*Texte à lire*.
■ ■ ■

L’art du vitrail est au centre d’une nouvelle polémique autour de la restauration de Notre-Dame de Paris. L’annonce par le Président de la République de la dépose des vitraux conçus par Viollet-le-Duc pour le chœur de la cathédrale et de leur remplacement par des créations contemporaines suscite une vive opposition. Elle nous donne l’occasion de revenir sur la longue histoire de cet art de la couleur et de la lumière, célébré dans la Cité du Vitrail récemment inaugurée à Troyes.
Les origines de l'art du vitrail
Intimement lié aux cathédrales médiévales dans l’imaginaire collectif, l’art du vitrail (dico) remonte pourtant à l’Antiquité. Les premiers témoignages en sont donnés par des sources littéraires. Tertullien, Paul le Silenciaire, Prudence et d’autres auteurs chrétiens évoquent la magnificence de vitraux aux couleurs éclatantes dans leurs descriptions de Saint-Paul-hors-les-Murs de Rome et de Sainte-Sophie de Constantinople.
Ils sont confirmés par de rares vestiges archéologiques de vitraux colorés, assemblés grâce à du stuc ou du marbre, retrouvés en Italie et en Grèce. Le plus ancien fragment de vitrail mis au jour en France date de la fin du IVe siècle : il a été découvert lors de fouilles sur le site du complexe religieux de Saint-Martin de Tours.

■ ■ ■

*Consigne donnée a*. Transcrivez à l’identique les entrées, en commençant par la toute première et en finissant par la ligne qui contient « toc-entry[interactable]: Editing a », celle-ci comprise.

■ ■ ■

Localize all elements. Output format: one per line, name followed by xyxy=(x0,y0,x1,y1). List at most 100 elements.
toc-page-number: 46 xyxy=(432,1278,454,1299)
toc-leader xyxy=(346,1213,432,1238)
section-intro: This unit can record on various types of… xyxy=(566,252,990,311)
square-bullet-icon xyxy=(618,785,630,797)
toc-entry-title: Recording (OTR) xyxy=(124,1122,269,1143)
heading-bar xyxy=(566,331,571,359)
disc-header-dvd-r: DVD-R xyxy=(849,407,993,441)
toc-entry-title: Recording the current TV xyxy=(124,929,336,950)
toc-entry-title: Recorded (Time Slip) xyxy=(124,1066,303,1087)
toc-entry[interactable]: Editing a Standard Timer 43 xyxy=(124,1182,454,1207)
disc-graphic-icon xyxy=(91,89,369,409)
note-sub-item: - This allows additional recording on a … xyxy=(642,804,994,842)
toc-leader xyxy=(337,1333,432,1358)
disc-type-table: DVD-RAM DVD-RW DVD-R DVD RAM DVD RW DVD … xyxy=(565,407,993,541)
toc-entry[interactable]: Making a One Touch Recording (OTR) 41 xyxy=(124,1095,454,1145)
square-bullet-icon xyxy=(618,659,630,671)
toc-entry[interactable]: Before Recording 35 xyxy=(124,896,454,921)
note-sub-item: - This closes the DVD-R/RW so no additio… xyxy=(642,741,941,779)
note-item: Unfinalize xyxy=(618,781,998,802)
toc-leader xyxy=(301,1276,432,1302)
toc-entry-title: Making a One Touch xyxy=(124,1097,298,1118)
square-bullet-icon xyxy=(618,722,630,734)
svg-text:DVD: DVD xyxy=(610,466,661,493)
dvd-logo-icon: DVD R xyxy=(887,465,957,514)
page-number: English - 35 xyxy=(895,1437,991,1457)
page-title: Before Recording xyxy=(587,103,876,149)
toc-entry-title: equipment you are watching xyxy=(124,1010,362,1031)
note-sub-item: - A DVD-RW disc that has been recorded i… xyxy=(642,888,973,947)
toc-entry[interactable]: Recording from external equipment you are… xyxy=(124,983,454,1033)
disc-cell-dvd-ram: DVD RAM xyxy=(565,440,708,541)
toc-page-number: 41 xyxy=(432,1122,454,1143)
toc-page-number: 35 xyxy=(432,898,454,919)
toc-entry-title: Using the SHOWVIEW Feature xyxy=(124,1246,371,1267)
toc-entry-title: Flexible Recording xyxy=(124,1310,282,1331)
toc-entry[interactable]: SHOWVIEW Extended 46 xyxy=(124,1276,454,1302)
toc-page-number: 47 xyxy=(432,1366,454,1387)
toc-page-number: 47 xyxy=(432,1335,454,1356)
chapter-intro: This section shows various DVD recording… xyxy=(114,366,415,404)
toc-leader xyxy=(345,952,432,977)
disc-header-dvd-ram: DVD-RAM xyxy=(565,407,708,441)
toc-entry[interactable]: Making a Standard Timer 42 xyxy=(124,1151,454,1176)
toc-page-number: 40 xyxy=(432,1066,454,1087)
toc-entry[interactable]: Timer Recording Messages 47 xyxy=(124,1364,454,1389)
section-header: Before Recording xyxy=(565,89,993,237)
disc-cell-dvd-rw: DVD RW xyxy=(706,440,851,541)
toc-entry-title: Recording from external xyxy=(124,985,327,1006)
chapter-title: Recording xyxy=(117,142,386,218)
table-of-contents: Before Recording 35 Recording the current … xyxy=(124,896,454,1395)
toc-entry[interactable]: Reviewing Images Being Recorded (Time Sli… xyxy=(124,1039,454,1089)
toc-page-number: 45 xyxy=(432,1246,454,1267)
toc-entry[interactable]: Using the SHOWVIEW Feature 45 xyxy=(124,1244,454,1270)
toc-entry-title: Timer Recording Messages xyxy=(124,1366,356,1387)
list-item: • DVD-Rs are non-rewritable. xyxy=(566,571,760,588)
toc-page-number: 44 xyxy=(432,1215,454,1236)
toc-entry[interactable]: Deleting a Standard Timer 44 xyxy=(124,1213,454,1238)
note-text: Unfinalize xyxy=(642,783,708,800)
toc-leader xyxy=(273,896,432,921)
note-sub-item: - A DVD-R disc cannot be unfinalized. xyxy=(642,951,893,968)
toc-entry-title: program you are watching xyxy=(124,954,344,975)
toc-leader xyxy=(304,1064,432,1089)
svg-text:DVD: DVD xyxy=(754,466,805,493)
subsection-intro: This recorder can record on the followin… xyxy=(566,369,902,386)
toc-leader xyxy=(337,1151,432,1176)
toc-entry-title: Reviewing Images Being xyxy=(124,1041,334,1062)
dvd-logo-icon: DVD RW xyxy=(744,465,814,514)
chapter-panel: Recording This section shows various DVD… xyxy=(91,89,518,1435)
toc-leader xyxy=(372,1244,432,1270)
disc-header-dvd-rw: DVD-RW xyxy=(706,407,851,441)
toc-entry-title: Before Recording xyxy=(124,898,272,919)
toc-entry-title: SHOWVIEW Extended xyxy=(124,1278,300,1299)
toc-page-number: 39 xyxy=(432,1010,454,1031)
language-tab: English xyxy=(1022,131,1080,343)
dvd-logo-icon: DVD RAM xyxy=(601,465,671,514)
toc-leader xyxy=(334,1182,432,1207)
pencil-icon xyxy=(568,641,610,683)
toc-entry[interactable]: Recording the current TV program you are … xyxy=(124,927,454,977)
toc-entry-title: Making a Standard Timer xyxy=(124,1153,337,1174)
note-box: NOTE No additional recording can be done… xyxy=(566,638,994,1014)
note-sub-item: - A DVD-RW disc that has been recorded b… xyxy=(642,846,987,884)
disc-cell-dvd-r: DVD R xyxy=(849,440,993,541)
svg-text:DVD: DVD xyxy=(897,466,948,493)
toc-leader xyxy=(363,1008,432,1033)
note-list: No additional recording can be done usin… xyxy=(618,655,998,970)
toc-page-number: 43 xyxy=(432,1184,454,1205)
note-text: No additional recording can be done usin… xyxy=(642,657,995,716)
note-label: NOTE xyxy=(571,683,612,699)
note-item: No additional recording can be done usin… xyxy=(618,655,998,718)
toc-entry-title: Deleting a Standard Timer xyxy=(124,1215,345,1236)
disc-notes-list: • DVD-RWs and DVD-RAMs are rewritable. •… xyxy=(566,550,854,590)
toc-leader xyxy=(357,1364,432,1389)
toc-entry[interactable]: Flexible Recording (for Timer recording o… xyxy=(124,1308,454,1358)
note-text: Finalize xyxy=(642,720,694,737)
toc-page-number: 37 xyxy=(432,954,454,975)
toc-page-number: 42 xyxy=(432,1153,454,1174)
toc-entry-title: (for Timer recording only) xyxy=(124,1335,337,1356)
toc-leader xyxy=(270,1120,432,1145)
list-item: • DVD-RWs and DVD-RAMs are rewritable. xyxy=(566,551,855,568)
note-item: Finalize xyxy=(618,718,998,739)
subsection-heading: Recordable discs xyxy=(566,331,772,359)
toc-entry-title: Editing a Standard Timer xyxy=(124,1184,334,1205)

■ ■ ■

*Consigne donnée b*. Reproduisez mot pour mot le passage du texte sur l’art du vitrail qui commence à « Les origines de » et se termine à « Saint-Martin de Tours. ».

*Réponse rédigée a*.
Localize all elements. Output format: one per line, name followed by xyxy=(x0,y0,x1,y1). List at most 100 elements.
toc-page-number: 46 xyxy=(432,1278,454,1299)
toc-leader xyxy=(346,1213,432,1238)
section-intro: This unit can record on various types of… xyxy=(566,252,990,311)
square-bullet-icon xyxy=(618,785,630,797)
toc-entry-title: Recording (OTR) xyxy=(124,1122,269,1143)
heading-bar xyxy=(566,331,571,359)
disc-header-dvd-r: DVD-R xyxy=(849,407,993,441)
toc-entry-title: Recording the current TV xyxy=(124,929,336,950)
toc-entry-title: Recorded (Time Slip) xyxy=(124,1066,303,1087)
toc-entry[interactable]: Editing a Standard Timer 43 xyxy=(124,1182,454,1207)

*Réponse rédigée b*.
Les origines de l'art du vitrail
Intimement lié aux cathédrales médiévales dans l’imaginaire collectif, l’art du vitrail (dico) remonte pourtant à l’Antiquité. Les premiers témoignages en sont donnés par des sources littéraires. Tertullien, Paul le Silenciaire, Prudence et d’autres auteurs chrétiens évoquent la magnificence de vitraux aux couleurs éclatantes dans leurs descriptions de Saint-Paul-hors-les-Murs de Rome et de Sainte-Sophie de Constantinople.
Ils sont confirmés par de rares vestiges archéologiques de vitraux colorés, assemblés grâce à du stuc ou du marbre, retrouvés en Italie et en Grèce. Le plus ancien fragment de vitrail mis au jour en France date de la fin du IVe siècle : il a été découvert lors de fouilles sur le site du complexe religieux de Saint-Martin de Tours.